• [Required task]: State only the count of lines in the listing below that hold "Datos".

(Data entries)

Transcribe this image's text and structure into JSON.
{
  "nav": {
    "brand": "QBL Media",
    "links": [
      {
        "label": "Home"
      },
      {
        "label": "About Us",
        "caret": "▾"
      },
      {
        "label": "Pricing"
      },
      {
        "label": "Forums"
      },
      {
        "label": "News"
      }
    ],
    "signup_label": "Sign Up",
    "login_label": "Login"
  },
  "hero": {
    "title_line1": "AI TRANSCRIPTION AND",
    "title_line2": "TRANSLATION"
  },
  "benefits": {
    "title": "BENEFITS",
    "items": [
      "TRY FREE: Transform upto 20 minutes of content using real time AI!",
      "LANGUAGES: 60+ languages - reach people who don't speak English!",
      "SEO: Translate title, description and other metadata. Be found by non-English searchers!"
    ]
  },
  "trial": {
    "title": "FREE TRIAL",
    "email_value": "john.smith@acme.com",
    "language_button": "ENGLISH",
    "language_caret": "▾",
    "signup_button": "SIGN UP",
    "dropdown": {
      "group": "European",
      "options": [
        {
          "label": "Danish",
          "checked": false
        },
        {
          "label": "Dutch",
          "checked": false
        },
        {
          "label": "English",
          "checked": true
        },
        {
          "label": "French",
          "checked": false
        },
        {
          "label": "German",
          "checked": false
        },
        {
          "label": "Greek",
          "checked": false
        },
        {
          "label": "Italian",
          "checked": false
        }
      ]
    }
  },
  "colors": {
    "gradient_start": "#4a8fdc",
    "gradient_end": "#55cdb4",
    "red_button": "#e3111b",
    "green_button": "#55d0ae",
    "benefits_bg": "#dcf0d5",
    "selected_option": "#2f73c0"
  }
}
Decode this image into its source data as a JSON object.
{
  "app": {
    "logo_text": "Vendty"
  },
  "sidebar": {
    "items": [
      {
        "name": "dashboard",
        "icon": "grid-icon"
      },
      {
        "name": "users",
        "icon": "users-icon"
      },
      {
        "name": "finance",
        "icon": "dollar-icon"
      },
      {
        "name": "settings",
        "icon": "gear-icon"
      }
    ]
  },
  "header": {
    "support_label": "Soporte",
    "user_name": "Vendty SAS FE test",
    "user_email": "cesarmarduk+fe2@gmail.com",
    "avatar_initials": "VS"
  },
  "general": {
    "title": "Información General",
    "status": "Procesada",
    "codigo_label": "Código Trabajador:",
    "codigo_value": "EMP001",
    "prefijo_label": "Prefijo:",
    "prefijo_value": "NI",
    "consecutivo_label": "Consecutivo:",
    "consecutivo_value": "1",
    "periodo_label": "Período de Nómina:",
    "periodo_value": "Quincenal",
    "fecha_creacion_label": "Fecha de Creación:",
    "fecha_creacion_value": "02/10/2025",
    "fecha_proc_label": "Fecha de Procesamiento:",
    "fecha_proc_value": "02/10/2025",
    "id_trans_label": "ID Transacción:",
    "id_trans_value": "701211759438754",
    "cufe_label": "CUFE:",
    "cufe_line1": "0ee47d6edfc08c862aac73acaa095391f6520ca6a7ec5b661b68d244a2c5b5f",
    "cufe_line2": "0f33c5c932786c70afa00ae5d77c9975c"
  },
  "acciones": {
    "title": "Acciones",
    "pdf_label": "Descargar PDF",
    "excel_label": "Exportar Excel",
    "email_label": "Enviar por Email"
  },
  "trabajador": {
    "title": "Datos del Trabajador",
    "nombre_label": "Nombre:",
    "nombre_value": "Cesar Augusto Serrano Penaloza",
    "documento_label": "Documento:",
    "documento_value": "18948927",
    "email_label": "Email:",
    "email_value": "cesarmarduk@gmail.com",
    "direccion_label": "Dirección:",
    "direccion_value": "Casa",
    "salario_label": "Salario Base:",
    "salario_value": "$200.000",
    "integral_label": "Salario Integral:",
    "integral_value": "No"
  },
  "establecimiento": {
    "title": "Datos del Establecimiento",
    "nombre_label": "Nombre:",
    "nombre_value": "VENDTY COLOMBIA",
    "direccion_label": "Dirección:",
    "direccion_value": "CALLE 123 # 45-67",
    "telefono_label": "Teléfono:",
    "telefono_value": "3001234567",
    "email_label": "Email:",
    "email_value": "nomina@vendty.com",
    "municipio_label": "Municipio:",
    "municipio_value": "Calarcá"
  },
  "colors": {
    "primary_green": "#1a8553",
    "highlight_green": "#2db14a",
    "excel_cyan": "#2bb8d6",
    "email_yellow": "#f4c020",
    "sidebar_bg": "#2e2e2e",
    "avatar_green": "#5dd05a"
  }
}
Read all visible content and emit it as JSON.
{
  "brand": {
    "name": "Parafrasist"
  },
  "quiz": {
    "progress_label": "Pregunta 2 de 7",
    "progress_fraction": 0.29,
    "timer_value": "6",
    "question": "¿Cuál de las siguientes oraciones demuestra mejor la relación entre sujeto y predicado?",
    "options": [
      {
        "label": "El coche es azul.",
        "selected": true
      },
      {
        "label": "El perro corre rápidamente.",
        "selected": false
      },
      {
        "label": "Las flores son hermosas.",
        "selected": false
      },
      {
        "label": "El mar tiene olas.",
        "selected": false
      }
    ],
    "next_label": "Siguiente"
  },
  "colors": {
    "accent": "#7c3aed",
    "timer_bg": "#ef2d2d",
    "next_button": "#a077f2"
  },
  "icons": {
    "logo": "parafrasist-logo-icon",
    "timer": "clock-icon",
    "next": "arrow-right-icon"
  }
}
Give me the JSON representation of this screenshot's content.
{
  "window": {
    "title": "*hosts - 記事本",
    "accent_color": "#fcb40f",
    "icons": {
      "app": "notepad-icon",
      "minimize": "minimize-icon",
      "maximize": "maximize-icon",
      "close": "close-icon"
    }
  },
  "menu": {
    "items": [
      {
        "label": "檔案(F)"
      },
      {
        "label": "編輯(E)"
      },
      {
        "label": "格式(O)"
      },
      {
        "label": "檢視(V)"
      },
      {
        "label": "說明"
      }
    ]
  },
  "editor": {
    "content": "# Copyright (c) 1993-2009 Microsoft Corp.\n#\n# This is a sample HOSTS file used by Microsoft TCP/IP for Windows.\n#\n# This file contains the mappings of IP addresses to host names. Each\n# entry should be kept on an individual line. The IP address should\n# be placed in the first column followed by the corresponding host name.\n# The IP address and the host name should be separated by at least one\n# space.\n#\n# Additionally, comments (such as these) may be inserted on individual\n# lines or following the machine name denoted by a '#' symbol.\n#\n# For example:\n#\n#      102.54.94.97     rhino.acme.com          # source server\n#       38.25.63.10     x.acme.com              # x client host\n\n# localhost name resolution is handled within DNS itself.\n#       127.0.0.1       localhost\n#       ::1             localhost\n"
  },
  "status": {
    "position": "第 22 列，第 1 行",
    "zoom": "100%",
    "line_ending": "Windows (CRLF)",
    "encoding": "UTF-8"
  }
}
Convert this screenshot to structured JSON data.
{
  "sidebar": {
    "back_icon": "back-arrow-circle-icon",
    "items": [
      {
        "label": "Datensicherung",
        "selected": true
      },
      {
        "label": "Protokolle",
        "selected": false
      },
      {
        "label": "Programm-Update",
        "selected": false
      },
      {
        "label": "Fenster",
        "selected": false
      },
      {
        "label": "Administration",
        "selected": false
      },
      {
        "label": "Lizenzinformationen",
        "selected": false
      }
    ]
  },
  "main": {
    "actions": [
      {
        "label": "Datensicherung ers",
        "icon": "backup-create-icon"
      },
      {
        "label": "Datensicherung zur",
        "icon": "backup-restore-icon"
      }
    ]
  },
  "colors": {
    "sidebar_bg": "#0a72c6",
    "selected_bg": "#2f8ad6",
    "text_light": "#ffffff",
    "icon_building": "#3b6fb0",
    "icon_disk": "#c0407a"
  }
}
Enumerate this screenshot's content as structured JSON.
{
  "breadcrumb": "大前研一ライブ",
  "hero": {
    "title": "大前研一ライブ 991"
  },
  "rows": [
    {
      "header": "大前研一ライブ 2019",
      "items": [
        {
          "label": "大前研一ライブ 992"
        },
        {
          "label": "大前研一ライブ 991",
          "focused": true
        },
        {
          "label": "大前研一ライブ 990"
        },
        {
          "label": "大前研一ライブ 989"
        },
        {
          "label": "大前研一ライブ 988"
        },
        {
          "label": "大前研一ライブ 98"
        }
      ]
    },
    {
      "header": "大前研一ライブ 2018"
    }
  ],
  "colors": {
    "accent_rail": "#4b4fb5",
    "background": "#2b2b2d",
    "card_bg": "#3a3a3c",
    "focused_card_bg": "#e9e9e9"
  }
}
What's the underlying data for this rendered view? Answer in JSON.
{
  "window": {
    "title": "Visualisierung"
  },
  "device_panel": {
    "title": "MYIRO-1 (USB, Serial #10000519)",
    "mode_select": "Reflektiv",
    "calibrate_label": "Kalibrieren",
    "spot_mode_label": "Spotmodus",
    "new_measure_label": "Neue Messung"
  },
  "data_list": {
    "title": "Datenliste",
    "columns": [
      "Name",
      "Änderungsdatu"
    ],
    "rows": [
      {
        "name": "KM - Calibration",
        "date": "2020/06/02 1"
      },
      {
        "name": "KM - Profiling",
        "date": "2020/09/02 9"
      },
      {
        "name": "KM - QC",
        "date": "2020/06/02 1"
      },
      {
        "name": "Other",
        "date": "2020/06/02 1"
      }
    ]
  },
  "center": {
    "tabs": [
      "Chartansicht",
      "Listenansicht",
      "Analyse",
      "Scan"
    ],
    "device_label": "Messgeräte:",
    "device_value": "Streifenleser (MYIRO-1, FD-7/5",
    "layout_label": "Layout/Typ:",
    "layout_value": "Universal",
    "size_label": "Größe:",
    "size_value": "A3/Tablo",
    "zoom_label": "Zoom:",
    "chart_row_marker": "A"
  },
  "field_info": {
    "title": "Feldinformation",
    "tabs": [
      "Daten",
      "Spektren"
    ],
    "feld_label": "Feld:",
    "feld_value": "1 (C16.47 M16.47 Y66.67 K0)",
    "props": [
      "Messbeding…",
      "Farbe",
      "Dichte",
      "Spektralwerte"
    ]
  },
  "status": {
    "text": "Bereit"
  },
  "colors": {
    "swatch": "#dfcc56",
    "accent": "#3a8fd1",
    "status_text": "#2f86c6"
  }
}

• [Final result]: 2